> _Excerpt from a dataset_:
↓

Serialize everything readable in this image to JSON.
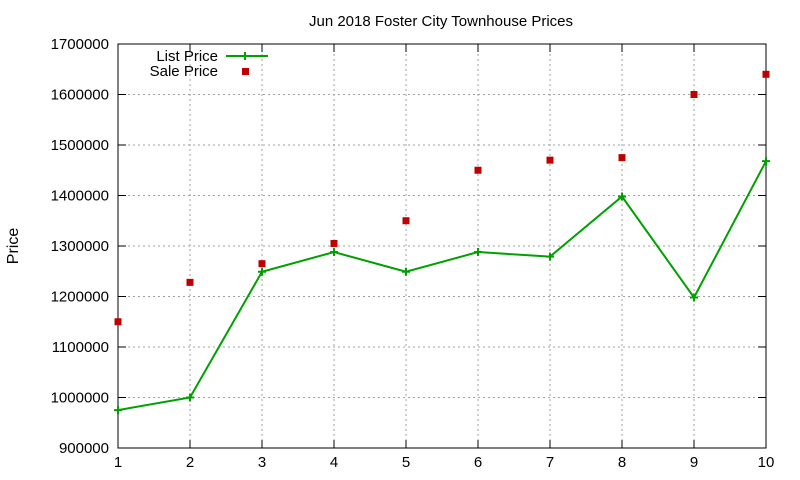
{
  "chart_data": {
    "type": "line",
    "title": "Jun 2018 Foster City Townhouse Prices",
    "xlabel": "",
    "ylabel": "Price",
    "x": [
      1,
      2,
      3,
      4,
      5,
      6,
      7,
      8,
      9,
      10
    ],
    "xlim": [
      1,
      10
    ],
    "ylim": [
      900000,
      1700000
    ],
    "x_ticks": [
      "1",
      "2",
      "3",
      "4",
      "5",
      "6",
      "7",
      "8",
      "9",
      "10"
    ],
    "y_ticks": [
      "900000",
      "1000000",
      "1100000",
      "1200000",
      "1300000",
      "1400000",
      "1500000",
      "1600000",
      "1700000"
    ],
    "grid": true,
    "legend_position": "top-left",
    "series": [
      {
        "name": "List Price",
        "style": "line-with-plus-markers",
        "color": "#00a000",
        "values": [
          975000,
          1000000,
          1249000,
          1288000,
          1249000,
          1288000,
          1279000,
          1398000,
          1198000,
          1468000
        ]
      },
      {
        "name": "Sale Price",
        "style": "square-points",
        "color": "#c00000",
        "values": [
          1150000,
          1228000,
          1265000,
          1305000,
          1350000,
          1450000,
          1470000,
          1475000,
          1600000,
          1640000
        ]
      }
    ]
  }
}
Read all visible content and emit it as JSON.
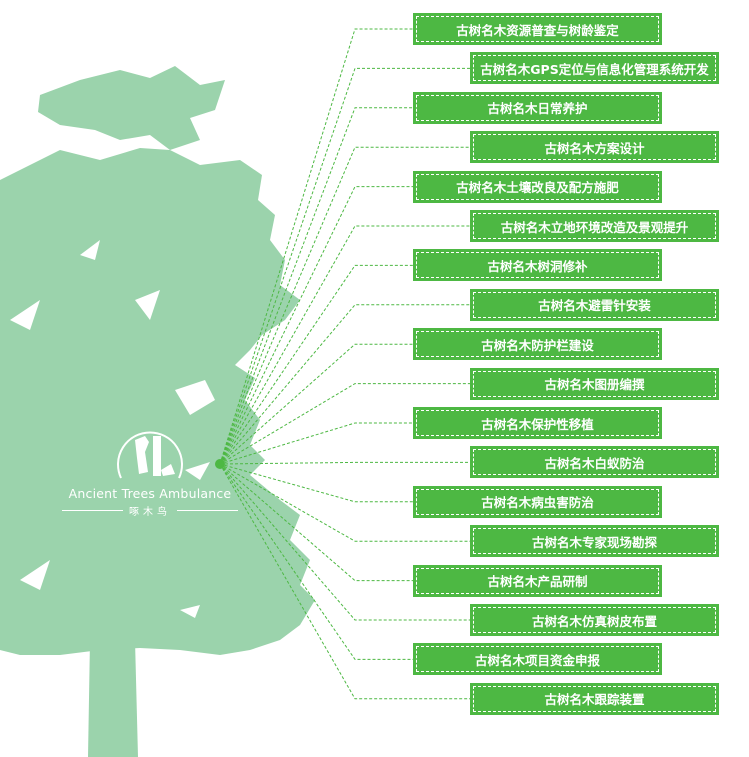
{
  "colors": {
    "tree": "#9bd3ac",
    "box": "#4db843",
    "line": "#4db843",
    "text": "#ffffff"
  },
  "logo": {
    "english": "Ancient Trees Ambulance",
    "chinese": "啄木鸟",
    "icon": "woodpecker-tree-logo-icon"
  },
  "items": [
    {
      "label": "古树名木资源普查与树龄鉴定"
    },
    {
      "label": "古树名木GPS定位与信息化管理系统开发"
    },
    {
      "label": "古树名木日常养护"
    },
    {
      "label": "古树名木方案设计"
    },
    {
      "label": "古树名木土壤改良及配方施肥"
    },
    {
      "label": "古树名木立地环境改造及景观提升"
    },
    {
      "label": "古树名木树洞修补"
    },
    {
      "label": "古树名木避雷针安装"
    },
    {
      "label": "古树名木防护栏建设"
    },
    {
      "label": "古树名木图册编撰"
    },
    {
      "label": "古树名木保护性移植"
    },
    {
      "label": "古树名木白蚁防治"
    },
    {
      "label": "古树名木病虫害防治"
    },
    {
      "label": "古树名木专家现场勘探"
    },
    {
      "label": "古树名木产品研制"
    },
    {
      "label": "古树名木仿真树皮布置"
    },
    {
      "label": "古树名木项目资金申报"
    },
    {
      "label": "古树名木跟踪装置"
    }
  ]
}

↑

> _GIVEN PROBLEM_: Tell how many lines of the data include the word "JSON", and nothing else.

> _COMPLETED TASK_: 2